- [Do this]: Reproduce the listing below, substituting "Drawing dimensions" for every occurrence of "Patent image size" and leaving everything else unchanged. Omit the pictures from your answer.

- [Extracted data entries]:
═══

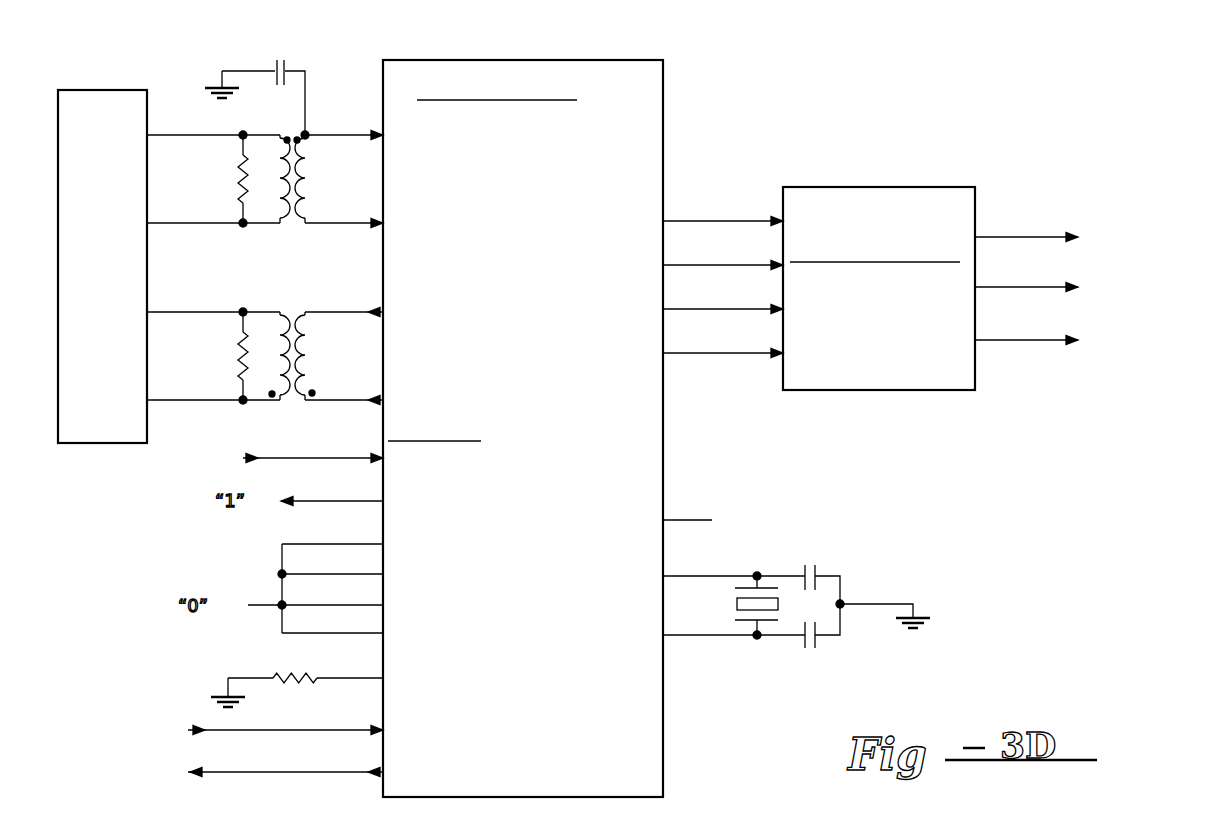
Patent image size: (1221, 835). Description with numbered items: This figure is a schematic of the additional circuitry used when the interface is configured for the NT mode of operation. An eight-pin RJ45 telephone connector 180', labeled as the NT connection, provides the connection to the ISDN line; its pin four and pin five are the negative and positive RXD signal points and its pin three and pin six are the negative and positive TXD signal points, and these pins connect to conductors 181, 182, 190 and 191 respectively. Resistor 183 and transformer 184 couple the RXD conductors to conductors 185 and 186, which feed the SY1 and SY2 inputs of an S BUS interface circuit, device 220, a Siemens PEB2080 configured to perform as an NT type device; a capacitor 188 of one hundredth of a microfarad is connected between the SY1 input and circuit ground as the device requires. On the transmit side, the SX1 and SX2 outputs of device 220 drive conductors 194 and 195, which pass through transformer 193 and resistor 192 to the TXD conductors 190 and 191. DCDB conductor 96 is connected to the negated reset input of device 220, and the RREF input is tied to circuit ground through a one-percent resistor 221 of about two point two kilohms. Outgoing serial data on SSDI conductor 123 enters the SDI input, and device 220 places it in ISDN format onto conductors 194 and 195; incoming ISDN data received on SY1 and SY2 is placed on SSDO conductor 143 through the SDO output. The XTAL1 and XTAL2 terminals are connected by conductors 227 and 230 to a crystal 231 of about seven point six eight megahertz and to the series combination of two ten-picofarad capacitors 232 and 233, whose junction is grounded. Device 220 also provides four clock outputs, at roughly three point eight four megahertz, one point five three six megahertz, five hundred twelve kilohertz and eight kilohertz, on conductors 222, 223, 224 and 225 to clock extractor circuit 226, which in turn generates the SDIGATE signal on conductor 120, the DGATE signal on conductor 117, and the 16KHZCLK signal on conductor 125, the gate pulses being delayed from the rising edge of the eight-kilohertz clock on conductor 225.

The RJ45 telephone connector 180' is at (102, 254).
The conductor 181 is at (214, 132).
The conductor 182 is at (211, 219).
The resistor 183 is at (234, 171).
The transformer 184 is at (282, 228).
The conductor 185 is at (317, 118).
The conductor 186 is at (317, 206).
The capacitor 188 is at (253, 44).
The conductor 190 is at (216, 310).
The conductor 191 is at (208, 398).
The resistor 192 is at (236, 353).
The transformer 193 is at (304, 310).
The conductor 194 is at (367, 310).
The conductor 195 is at (320, 384).
The DCDB conductor 96 is at (308, 455).
The S BUS interface circuit 220 is at (511, 58).
The resistor 221 is at (298, 671).
The SSDI conductor 123 is at (308, 726).
The SSDO conductor 143 is at (284, 769).
The conductor 222 is at (750, 217).
The conductor 223 is at (750, 261).
The conductor 224 is at (750, 304).
The conductor 225 is at (750, 349).
The clock extractor circuit 226 is at (904, 181).
The conductor 120 is at (1045, 233).
The conductor 117 is at (1047, 283).
The conductor 125 is at (1050, 336).
The conductor 227 is at (678, 556).
The conductor 230 is at (724, 632).
The crystal 231 is at (736, 600).
The capacitor 232 is at (816, 576).
The capacitor 233 is at (820, 643).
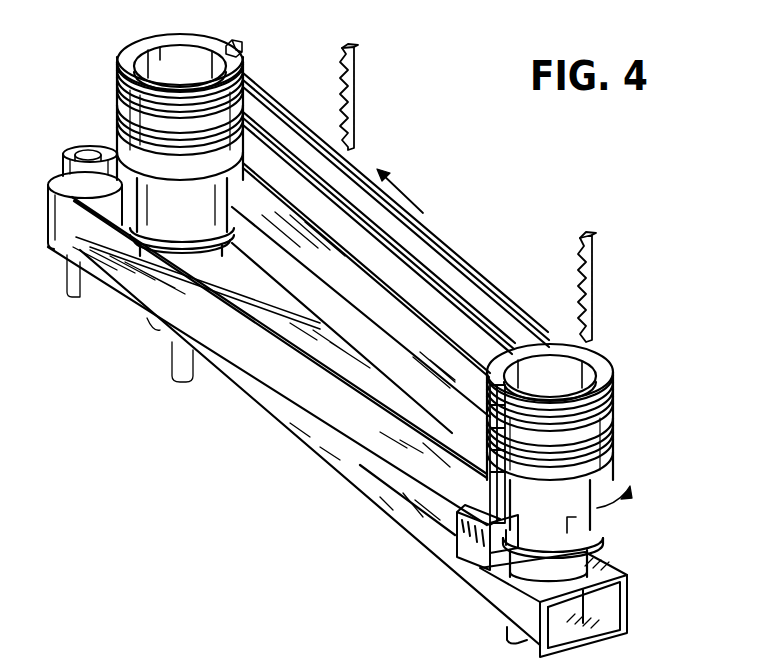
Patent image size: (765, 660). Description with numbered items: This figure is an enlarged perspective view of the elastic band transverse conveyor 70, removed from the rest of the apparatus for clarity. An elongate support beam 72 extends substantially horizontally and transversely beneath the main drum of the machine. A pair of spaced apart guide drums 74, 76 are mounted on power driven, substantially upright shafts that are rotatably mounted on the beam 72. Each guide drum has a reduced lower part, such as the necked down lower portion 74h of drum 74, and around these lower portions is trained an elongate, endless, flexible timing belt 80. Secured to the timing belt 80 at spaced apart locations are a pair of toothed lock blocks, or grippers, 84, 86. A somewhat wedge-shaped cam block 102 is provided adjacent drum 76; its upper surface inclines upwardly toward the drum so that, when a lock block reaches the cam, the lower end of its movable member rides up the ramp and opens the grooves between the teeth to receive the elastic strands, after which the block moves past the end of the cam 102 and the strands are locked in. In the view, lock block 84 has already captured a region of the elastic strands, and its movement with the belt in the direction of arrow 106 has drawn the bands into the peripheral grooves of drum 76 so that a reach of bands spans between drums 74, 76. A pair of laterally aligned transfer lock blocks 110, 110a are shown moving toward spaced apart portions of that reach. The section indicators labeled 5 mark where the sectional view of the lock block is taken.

The elastic band transverse conveyor 70 is at (460, 210).
The elongate support beam 72 is at (395, 508).
The guide drum 74 is at (100, 110).
The necked down lower portion 74h is at (198, 222).
The guide drum 76 is at (612, 374).
The timing belt 80 is at (153, 290).
The lock block 84 is at (244, 42).
The lock block 86 is at (487, 400).
The cam block 102 is at (505, 555).
The arrow 106 is at (398, 190).
The transfer lock block 110 is at (572, 297).
The transfer lock block 110a is at (355, 100).
The section line for FIG. 5 is at (666, 319).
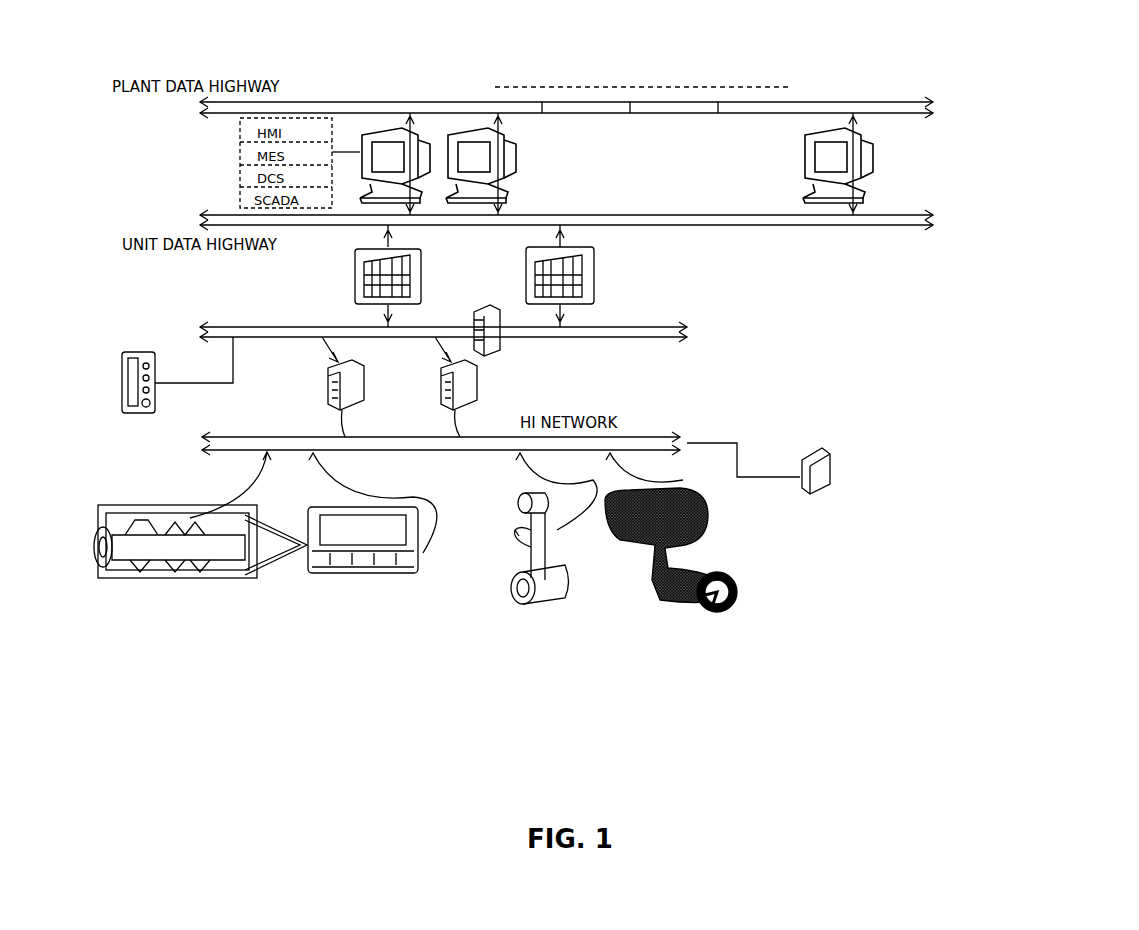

═══

- [Exercise output]:
Drawing dimensions: (1221, 835). Description with numbered items: This figure is a schematic of the additional circuitry used when the interface is configured for the NT mode of operation. An eight-pin RJ45 telephone connector 180', labeled as the NT connection, provides the connection to the ISDN line; its pin four and pin five are the negative and positive RXD signal points and its pin three and pin six are the negative and positive TXD signal points, and these pins connect to conductors 181, 182, 190 and 191 respectively. Resistor 183 and transformer 184 couple the RXD conductors to conductors 185 and 186, which feed the SY1 and SY2 inputs of an S BUS interface circuit, device 220, a Siemens PEB2080 configured to perform as an NT type device; a capacitor 188 of one hundredth of a microfarad is connected between the SY1 input and circuit ground as the device requires. On the transmit side, the SX1 and SX2 outputs of device 220 drive conductors 194 and 195, which pass through transformer 193 and resistor 192 to the TXD conductors 190 and 191. DCDB conductor 96 is connected to the negated reset input of device 220, and the RREF input is tied to circuit ground through a one-percent resistor 221 of about two point two kilohms. Outgoing serial data on SSDI conductor 123 enters the SDI input, and device 220 places it in ISDN format onto conductors 194 and 195; incoming ISDN data received on SY1 and SY2 is placed on SSDO conductor 143 through the SDO output. The XTAL1 and XTAL2 terminals are connected by conductors 227 and 230 to a crystal 231 of about seven point six eight megahertz and to the series combination of two ten-picofarad capacitors 232 and 233, whose junction is grounded. Device 220 also provides four clock outputs, at roughly three point eight four megahertz, one point five three six megahertz, five hundred twelve kilohertz and eight kilohertz, on conductors 222, 223, 224 and 225 to clock extractor circuit 226, which in turn generates the SDIGATE signal on conductor 120, the DGATE signal on conductor 117, and the 16KHZCLK signal on conductor 125, the gate pulses being delayed from the rising edge of the eight-kilohertz clock on conductor 225.

The RJ45 telephone connector 180' is at (102, 254).
The conductor 181 is at (214, 132).
The conductor 182 is at (211, 219).
The resistor 183 is at (234, 171).
The transformer 184 is at (282, 228).
The conductor 185 is at (317, 118).
The conductor 186 is at (317, 206).
The capacitor 188 is at (253, 44).
The conductor 190 is at (216, 310).
The conductor 191 is at (208, 398).
The resistor 192 is at (236, 353).
The transformer 193 is at (304, 310).
The conductor 194 is at (367, 310).
The conductor 195 is at (320, 384).
The DCDB conductor 96 is at (308, 455).
The S BUS interface circuit 220 is at (511, 58).
The resistor 221 is at (298, 671).
The SSDI conductor 123 is at (308, 726).
The SSDO conductor 143 is at (284, 769).
The conductor 222 is at (750, 217).
The conductor 223 is at (750, 261).
The conductor 224 is at (750, 304).
The conductor 225 is at (750, 349).
The clock extractor circuit 226 is at (904, 181).
The conductor 120 is at (1045, 233).
The conductor 117 is at (1047, 283).
The conductor 125 is at (1050, 336).
The conductor 227 is at (678, 556).
The conductor 230 is at (724, 632).
The crystal 231 is at (736, 600).
The capacitor 232 is at (816, 576).
The capacitor 233 is at (820, 643).
Drawing dimensions: (765, 660). Description with numbered items: This figure is an enlarged perspective view of the elastic band transverse conveyor 70, removed from the rest of the apparatus for clarity. An elongate support beam 72 extends substantially horizontally and transversely beneath the main drum of the machine. A pair of spaced apart guide drums 74, 76 are mounted on power driven, substantially upright shafts that are rotatably mounted on the beam 72. Each guide drum has a reduced lower part, such as the necked down lower portion 74h of drum 74, and around these lower portions is trained an elongate, endless, flexible timing belt 80. Secured to the timing belt 80 at spaced apart locations are a pair of toothed lock blocks, or grippers, 84, 86. A somewhat wedge-shaped cam block 102 is provided adjacent drum 76; its upper surface inclines upwardly toward the drum so that, when a lock block reaches the cam, the lower end of its movable member rides up the ramp and opens the grooves between the teeth to receive the elastic strands, after which the block moves past the end of the cam 102 and the strands are locked in. In the view, lock block 84 has already captured a region of the elastic strands, and its movement with the belt in the direction of arrow 106 has drawn the bands into the peripheral grooves of drum 76 so that a reach of bands spans between drums 74, 76. A pair of laterally aligned transfer lock blocks 110, 110a are shown moving toward spaced apart portions of that reach. The section indicators labeled 5 mark where the sectional view of the lock block is taken.

The elastic band transverse conveyor 70 is at (460, 210).
The elongate support beam 72 is at (395, 508).
The guide drum 74 is at (100, 110).
The necked down lower portion 74h is at (198, 222).
The guide drum 76 is at (612, 374).
The timing belt 80 is at (153, 290).
The lock block 84 is at (244, 42).
The lock block 86 is at (487, 400).
The cam block 102 is at (505, 555).
The arrow 106 is at (398, 190).
The transfer lock block 110 is at (572, 297).
The transfer lock block 110a is at (355, 100).
The section line for FIG. 5 is at (666, 319).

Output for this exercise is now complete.